**AIM:** Each line below either holds the string "with" or doesn't. Count those that do and give only the number.
-- Start INPUT --
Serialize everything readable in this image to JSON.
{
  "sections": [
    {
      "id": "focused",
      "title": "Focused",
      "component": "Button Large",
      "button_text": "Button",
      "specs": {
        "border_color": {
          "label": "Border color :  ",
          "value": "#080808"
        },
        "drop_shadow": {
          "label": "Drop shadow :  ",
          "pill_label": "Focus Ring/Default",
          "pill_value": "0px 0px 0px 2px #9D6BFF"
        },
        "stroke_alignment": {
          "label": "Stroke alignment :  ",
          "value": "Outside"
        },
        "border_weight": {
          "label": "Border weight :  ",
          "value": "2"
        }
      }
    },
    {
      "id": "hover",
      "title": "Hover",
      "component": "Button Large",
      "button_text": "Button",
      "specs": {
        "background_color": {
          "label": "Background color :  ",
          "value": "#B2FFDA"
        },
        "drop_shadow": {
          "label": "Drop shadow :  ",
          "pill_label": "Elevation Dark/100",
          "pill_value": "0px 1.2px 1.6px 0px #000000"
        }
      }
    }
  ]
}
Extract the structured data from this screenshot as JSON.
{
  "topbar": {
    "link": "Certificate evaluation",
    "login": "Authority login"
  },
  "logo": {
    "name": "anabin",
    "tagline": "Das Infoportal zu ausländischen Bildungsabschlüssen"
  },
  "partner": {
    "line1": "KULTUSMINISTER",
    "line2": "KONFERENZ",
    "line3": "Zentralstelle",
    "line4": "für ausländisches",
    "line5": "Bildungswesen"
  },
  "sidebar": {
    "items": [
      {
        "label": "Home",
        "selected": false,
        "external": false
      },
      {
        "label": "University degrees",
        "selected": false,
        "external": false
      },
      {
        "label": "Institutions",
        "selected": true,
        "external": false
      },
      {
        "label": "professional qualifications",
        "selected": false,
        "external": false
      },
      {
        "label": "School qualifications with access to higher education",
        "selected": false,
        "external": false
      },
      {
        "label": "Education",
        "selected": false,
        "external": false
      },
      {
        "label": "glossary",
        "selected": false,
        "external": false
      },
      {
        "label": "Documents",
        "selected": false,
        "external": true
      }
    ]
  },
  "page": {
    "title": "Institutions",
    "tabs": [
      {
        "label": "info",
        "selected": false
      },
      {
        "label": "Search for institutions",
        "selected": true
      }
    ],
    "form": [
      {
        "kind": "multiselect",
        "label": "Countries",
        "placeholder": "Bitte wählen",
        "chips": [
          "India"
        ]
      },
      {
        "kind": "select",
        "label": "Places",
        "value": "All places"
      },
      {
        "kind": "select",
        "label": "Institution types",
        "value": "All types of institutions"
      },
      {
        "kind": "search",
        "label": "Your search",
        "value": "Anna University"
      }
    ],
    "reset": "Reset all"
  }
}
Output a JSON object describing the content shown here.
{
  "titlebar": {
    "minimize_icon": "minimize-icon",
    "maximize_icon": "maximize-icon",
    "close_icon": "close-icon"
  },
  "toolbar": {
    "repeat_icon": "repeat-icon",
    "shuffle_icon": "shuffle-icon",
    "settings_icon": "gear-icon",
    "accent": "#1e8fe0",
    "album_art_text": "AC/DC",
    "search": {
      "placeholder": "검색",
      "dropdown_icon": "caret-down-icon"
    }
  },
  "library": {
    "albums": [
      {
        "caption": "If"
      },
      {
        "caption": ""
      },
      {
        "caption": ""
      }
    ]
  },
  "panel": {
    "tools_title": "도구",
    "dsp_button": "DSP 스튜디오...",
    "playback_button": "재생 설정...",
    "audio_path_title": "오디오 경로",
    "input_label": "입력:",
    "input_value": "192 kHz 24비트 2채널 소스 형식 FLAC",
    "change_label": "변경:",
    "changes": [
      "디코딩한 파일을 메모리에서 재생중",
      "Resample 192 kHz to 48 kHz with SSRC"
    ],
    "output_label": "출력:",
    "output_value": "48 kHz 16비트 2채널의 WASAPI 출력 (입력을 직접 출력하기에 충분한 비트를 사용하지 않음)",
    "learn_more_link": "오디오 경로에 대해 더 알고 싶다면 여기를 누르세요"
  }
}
-- End INPUT --
**REPLY:** 2